- [TASK TO CARRY OUT]:
Locate all lines with the word "President". Copy them.

[Data excerpts]
========================================
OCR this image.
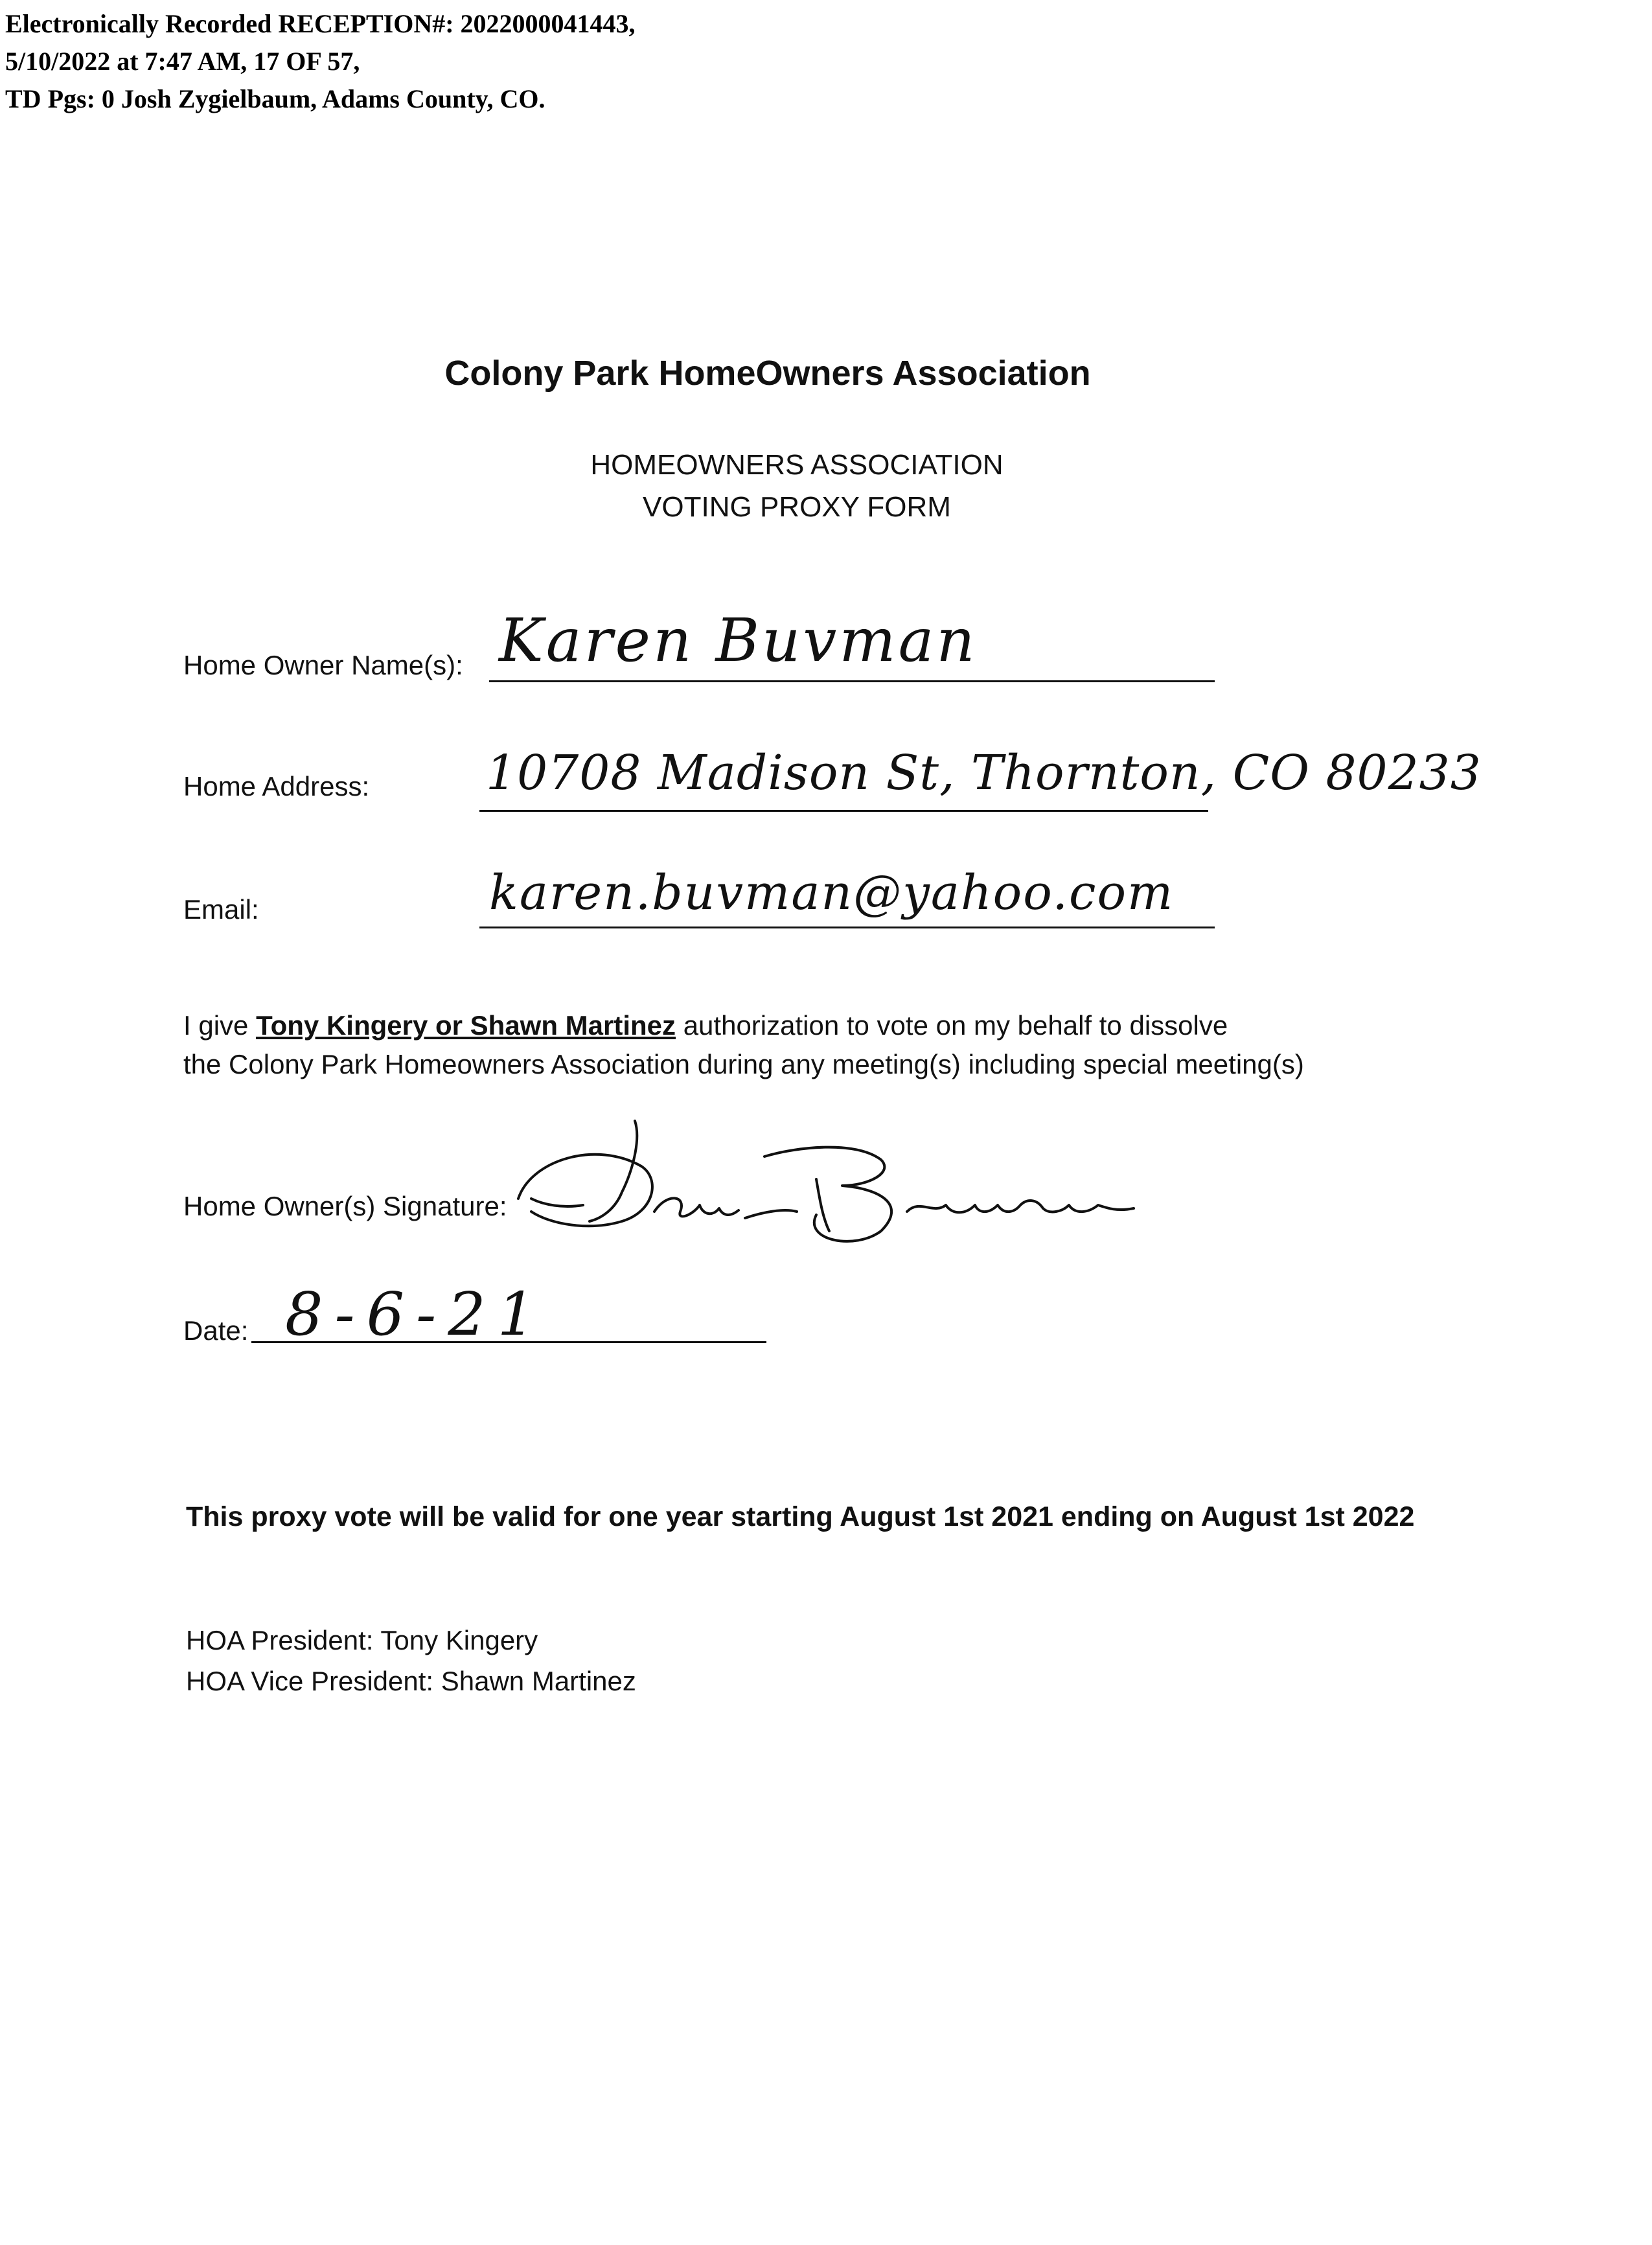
Electronically Recorded RECEPTION#: 2022000041443,
5/10/2022 at 7:47 AM, 17 OF 57,
TD Pgs: 0 Josh Zygielbaum, Adams County, CO.
Colony Park HomeOwners Association
HOMEOWNERS ASSOCIATION
VOTING PROXY FORM
Home Owner Name(s): Karen Buvman
Home Address: 10708 Madison St, Thornton, CO 80233
Email:	karen.buvman@yahoo.com
I give Tony Kingery or Shawn Martinez authorization to vote on my behalf to dissolve
the Colony Park Homeowners Association during any meeting(s) including special meeting(s)
Home Owner(s) Signature:
Date: 8-6-21
This proxy vote will be valid for one year starting August 1st 2021 ending on August 1st 2022
HOA President: Tony Kingery
HOA Vice President: Shawn Martinez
========================================
- [ANSWER TO THE TASK]:
HOA President: Tony Kingery
HOA Vice President: Shawn Martinez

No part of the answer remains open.